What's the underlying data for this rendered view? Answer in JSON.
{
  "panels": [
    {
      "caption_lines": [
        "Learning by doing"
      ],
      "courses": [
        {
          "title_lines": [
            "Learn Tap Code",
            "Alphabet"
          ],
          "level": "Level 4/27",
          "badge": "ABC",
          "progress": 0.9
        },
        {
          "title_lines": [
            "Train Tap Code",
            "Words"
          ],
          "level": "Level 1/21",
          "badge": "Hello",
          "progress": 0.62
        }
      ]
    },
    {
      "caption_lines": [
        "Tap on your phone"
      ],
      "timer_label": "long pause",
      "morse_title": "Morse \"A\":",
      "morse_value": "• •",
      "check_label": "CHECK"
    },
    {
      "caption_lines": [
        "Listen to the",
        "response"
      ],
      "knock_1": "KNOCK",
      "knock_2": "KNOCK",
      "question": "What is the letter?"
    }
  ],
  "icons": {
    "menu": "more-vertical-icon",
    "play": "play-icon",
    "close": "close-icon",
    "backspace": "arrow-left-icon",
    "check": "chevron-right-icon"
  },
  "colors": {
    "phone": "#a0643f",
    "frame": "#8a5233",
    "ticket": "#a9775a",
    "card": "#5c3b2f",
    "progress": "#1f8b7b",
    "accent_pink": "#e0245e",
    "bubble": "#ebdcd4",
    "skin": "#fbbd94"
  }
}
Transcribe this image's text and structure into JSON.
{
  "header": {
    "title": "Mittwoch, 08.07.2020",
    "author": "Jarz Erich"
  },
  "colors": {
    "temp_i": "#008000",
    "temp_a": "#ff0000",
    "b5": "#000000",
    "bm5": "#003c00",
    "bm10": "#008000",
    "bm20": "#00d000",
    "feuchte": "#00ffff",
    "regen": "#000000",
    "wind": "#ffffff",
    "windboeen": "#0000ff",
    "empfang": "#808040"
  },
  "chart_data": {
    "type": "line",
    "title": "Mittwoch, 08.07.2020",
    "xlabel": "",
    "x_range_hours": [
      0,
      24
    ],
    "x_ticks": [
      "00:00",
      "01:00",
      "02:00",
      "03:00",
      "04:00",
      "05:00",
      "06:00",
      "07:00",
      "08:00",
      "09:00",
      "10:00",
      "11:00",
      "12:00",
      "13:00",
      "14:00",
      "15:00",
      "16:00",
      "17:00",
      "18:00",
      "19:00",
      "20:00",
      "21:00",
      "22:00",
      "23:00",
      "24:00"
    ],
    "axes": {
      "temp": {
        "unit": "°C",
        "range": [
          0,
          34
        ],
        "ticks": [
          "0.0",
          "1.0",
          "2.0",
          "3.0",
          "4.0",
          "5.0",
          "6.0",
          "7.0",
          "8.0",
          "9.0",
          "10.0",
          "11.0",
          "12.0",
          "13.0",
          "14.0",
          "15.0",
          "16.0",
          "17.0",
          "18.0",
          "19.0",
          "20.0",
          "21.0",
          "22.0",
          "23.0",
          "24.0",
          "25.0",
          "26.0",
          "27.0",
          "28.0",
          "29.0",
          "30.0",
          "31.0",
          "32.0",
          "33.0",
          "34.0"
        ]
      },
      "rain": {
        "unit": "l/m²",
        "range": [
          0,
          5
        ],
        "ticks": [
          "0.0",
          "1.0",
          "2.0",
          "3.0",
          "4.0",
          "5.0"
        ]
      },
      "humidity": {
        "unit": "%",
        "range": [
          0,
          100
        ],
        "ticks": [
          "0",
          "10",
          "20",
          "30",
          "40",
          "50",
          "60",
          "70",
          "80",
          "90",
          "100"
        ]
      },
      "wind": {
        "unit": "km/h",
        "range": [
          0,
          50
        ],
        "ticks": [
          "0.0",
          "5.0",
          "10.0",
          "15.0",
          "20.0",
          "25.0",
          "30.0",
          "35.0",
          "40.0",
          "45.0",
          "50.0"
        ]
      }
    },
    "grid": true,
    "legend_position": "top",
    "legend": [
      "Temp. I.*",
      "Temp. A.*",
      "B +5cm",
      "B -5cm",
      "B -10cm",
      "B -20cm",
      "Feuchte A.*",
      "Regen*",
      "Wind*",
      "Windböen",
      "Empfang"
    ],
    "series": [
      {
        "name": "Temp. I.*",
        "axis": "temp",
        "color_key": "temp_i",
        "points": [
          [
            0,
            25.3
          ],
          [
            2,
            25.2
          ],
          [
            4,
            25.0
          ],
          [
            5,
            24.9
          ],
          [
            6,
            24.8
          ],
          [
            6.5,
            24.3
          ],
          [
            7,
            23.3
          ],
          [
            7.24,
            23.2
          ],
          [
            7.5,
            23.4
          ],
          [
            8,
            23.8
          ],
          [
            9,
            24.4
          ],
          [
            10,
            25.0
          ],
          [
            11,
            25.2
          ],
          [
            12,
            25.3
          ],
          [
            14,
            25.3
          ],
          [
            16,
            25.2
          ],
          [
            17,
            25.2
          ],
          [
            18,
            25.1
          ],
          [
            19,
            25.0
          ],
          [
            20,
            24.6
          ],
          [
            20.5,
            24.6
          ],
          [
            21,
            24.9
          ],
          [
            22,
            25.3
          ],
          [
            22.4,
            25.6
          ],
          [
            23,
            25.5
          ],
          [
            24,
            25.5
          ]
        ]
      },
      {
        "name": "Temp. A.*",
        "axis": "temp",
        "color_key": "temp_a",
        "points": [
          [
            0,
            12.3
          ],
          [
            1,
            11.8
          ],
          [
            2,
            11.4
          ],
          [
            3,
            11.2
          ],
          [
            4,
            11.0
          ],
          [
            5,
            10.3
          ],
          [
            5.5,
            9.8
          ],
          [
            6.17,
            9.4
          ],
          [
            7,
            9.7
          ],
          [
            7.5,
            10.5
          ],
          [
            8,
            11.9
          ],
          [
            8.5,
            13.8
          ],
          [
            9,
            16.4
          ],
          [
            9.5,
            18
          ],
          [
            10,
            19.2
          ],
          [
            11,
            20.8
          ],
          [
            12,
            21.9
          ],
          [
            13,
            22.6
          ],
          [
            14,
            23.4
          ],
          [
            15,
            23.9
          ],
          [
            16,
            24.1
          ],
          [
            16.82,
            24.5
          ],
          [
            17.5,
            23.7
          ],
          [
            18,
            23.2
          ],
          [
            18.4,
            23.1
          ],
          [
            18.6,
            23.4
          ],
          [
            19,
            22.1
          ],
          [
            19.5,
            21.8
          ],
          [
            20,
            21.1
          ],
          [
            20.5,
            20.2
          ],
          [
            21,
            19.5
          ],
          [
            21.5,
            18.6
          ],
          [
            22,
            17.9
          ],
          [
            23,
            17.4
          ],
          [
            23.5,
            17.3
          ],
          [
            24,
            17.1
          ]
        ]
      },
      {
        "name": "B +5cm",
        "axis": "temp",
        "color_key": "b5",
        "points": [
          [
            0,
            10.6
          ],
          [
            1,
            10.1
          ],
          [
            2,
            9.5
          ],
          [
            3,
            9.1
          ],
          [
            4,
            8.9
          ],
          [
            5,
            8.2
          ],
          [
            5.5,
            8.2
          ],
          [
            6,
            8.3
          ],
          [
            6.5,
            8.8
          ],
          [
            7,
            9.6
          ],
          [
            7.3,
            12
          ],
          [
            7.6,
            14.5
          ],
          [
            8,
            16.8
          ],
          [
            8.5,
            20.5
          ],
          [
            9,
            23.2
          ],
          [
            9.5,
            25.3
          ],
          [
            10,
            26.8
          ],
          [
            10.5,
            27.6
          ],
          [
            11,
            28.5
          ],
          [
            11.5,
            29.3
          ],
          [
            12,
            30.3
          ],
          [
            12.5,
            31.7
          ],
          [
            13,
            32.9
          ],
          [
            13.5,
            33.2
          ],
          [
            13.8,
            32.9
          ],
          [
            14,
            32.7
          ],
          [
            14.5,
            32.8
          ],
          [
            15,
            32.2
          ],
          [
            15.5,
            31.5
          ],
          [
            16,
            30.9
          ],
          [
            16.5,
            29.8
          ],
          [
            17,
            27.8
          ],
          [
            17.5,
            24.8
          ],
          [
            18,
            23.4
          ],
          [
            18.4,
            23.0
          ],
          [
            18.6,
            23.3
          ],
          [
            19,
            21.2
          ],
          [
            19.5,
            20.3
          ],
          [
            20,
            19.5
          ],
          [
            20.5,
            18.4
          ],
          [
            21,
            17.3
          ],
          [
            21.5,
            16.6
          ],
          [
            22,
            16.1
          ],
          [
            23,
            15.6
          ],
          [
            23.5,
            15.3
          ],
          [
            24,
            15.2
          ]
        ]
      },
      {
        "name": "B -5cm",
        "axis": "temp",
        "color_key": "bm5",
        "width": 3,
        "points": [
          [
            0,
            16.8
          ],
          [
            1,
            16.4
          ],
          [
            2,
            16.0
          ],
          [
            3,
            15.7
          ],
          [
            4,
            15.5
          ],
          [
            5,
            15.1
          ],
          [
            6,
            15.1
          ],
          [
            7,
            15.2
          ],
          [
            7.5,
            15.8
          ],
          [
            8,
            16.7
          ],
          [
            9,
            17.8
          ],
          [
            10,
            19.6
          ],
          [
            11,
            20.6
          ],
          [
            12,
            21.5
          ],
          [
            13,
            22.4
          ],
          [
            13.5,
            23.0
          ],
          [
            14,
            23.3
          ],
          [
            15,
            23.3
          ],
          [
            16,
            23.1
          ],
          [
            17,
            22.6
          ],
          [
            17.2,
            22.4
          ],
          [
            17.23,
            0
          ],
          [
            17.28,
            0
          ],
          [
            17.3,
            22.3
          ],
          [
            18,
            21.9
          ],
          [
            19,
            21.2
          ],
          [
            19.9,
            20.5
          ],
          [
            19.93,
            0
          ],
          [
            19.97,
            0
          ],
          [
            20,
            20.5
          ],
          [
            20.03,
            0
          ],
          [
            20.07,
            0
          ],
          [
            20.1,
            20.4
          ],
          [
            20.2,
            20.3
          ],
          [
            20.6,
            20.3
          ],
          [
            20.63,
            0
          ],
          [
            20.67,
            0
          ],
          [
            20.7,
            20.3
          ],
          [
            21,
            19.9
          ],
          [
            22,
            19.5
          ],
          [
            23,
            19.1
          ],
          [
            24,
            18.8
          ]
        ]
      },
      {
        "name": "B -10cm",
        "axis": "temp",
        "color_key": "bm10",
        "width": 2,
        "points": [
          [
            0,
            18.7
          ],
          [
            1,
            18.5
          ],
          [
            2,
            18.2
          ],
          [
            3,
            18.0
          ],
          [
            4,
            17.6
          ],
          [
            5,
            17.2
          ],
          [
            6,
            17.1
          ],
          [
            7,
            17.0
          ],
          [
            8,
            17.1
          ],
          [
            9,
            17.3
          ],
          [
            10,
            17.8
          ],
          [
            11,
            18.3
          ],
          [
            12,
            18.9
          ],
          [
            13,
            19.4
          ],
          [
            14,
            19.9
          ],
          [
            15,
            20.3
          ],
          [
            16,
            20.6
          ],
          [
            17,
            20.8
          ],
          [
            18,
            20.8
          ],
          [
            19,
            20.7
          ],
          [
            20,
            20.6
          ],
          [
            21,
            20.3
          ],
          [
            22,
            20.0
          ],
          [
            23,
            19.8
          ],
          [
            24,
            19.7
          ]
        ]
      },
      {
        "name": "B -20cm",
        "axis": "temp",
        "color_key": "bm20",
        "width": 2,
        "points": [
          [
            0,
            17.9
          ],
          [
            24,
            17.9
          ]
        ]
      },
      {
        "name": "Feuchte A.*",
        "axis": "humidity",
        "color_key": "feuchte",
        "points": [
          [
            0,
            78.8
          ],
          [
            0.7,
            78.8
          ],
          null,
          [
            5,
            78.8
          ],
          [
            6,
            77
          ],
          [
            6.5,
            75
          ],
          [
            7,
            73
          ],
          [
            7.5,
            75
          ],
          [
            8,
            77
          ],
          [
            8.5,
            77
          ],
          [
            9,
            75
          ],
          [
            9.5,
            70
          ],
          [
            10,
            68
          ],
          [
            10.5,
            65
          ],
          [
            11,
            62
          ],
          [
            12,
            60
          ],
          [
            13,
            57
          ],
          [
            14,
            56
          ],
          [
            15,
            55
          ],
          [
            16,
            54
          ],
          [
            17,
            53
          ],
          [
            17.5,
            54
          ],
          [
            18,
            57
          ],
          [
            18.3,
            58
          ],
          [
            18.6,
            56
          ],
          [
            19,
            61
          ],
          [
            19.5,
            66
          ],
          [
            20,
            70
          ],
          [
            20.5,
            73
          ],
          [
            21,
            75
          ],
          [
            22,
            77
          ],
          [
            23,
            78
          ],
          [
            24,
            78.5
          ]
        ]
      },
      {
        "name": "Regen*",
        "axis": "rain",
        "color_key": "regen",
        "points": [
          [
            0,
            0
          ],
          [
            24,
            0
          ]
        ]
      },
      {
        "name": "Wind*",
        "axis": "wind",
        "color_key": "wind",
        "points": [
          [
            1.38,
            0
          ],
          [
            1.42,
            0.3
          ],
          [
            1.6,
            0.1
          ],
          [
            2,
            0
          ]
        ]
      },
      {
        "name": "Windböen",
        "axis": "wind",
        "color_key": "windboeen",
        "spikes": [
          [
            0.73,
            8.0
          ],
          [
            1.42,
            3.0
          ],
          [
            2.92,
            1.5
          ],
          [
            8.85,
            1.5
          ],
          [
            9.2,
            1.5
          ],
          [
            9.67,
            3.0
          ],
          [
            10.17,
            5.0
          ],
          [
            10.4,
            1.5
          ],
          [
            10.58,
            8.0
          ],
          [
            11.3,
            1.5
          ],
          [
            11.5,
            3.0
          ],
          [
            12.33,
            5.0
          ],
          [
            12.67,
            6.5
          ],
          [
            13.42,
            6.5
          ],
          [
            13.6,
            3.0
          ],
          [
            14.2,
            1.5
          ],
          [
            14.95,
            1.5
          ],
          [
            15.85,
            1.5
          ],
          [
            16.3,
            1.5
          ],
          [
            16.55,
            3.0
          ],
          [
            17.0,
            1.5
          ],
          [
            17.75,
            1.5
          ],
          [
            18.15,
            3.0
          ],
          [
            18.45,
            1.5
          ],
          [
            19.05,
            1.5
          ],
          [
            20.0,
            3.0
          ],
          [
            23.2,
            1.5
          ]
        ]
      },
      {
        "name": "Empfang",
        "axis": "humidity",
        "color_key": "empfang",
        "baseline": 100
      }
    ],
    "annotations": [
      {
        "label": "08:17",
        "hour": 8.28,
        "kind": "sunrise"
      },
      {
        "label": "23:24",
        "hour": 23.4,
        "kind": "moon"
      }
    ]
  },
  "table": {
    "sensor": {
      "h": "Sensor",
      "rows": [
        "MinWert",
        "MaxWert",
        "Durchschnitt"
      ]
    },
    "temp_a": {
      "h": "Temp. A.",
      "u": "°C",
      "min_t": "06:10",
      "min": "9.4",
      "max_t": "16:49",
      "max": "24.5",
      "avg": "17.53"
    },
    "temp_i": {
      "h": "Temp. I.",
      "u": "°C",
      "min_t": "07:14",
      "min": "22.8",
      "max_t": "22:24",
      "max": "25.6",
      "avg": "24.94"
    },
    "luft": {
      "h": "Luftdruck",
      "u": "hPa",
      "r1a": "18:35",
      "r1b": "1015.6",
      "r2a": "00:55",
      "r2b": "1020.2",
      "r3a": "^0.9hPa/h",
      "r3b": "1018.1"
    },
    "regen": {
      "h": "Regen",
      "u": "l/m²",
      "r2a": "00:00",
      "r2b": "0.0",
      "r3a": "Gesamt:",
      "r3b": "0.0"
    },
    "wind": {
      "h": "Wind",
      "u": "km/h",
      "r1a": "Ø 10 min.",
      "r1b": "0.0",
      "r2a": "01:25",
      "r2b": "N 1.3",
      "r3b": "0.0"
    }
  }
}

#### Task details
Go through the material and select each line with the string "name" in it.

#### Solution to the exercise
        "name": "Temp. I.*",
        "name": "Temp. A.*",
        "name": "B +5cm",
        "name": "B -5cm",
        "name": "B -10cm",
        "name": "B -20cm",
        "name": "Feuchte A.*",
        "name": "Regen*",
        "name": "Wind*",
        "name": "Windböen",
        "name": "Empfang",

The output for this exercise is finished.